**The request**
Count the rows below that contain the string "Process" and reply with the number only.

━━ Dataset rows

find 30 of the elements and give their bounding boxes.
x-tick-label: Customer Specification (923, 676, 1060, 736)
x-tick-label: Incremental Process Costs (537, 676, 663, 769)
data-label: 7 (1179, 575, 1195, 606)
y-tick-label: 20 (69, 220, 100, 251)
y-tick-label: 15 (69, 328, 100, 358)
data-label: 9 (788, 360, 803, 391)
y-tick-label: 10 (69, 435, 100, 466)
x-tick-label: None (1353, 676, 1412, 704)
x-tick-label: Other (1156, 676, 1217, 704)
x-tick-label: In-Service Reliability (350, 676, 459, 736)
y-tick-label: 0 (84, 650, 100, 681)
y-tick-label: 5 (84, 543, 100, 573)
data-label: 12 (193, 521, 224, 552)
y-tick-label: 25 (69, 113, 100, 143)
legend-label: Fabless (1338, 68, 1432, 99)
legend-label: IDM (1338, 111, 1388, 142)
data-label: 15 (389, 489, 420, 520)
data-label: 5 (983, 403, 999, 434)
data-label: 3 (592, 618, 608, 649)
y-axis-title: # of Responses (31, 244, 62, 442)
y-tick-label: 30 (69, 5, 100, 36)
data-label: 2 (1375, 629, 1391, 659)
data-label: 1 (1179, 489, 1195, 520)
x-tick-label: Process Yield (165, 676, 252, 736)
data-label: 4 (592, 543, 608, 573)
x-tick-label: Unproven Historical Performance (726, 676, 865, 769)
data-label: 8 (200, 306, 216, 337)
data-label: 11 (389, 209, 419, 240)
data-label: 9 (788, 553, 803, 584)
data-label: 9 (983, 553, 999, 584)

━━━━

**Reply to the exercise**
2